◆ **Task details**: Copy each line below that contains "this".

Saved entries:
━━━━━━

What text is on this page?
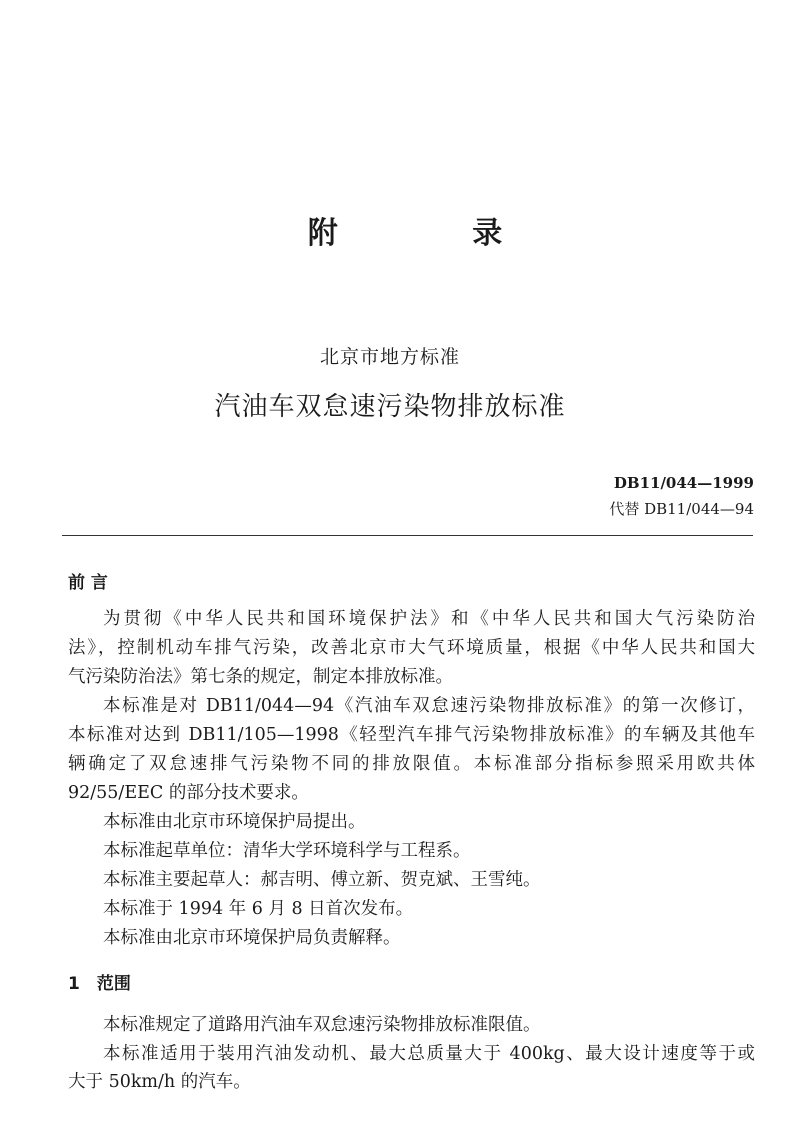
附 录
北京市地方标准
汽油车双怠速污染物排放标准
DB11/044—1999
代替 DB11/044—94
前 言
为贯彻《中华人民共和国环境保护法》和《中华人民共和国大气污染防治
法》，控制机动车排气污染，改善北京市大气环境质量，根据《中华人民共和国大
气污染防治法》第七条的规定，制定本排放标准。
本标准是对 DB11/044—94《汽油车双怠速污染物排放标准》的第一次修订，
本标准对达到 DB11/105—1998《轻型汽车排气污染物排放标准》的车辆及其他车
辆确定了双怠速排气污染物不同的排放限值。本标准部分指标参照采用欧共体
92/55/EEC 的部分技术要求。
本标准由北京市环境保护局提出。
本标准起草单位：清华大学环境科学与工程系。
本标准主要起草人：郝吉明、傅立新、贺克斌、王雪纯。
本标准于 1994 年 6 月 8 日首次发布。
本标准由北京市环境保护局负责解释。
1　范围
本标准规定了道路用汽油车双怠速污染物排放标准限值。
本标准适用于装用汽油发动机、最大总质量大于 400kg、最大设计速度等于或
大于 50km/h 的汽车。
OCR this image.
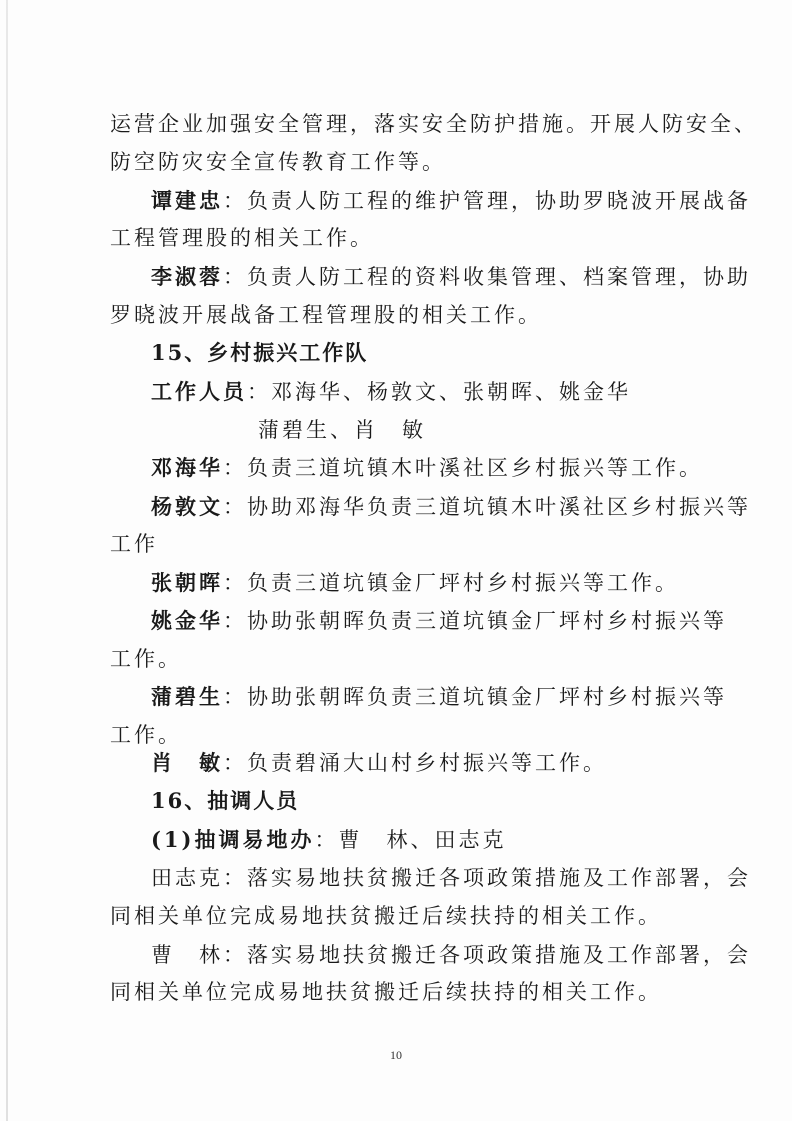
运营企业加强安全管理，落实安全防护措施。开展人防安全、
防空防灾安全宣传教育工作等。
谭建忠：负责人防工程的维护管理，协助罗晓波开展战备
工程管理股的相关工作。
李淑蓉：负责人防工程的资料收集管理、档案管理，协助
罗晓波开展战备工程管理股的相关工作。
15、乡村振兴工作队
工作人员：邓海华、杨敦文、张朝晖、姚金华
蒲碧生、肖　敏
邓海华：负责三道坑镇木叶溪社区乡村振兴等工作。
杨敦文：协助邓海华负责三道坑镇木叶溪社区乡村振兴等
工作
张朝晖：负责三道坑镇金厂坪村乡村振兴等工作。
姚金华：协助张朝晖负责三道坑镇金厂坪村乡村振兴等
工作。
蒲碧生：协助张朝晖负责三道坑镇金厂坪村乡村振兴等
工作。
肖　敏：负责碧涌大山村乡村振兴等工作。
16、抽调人员
(1)抽调易地办：曹　林、田志克
田志克：落实易地扶贫搬迁各项政策措施及工作部署，会
同相关单位完成易地扶贫搬迁后续扶持的相关工作。
曹　林：落实易地扶贫搬迁各项政策措施及工作部署，会
同相关单位完成易地扶贫搬迁后续扶持的相关工作。
10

━━━━━━

◆ **Reply to the task**:
What text is on this page?
OCR this image.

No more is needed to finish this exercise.